» **STORED DATA**:
-- begin --
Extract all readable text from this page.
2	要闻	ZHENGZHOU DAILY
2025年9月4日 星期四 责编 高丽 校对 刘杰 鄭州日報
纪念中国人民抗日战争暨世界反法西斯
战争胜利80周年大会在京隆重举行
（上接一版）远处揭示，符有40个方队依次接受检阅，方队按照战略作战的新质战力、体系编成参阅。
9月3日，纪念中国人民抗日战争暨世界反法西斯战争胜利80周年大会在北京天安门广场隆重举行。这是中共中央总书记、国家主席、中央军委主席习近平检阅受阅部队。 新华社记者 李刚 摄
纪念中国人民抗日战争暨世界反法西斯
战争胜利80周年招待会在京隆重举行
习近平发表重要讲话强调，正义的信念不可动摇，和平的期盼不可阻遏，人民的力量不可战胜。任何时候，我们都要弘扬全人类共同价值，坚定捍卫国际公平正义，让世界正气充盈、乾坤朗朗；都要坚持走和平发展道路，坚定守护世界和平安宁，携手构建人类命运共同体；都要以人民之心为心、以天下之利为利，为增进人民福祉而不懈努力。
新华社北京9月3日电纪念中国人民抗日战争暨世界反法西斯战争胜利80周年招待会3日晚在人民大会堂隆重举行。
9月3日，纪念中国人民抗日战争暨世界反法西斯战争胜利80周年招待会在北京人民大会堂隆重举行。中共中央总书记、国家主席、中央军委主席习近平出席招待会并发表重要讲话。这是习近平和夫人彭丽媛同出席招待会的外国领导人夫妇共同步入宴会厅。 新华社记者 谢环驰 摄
-- end --
» **WORK INSTRUCTIONS**: Where a line above contains the string "国家主席", copy that line.

» **SOLUTION TO THE EXERCISE**:
9月3日，纪念中国人民抗日战争暨世界反法西斯战争胜利80周年大会在北京天安门广场隆重举行。这是中共中央总书记、国家主席、中央军委主席习近平检阅受阅部队。 新华社记者 李刚 摄
9月3日，纪念中国人民抗日战争暨世界反法西斯战争胜利80周年招待会在北京人民大会堂隆重举行。中共中央总书记、国家主席、中央军委主席习近平出席招待会并发表重要讲话。这是习近平和夫人彭丽媛同出席招待会的外国领导人夫妇共同步入宴会厅。 新华社记者 谢环驰 摄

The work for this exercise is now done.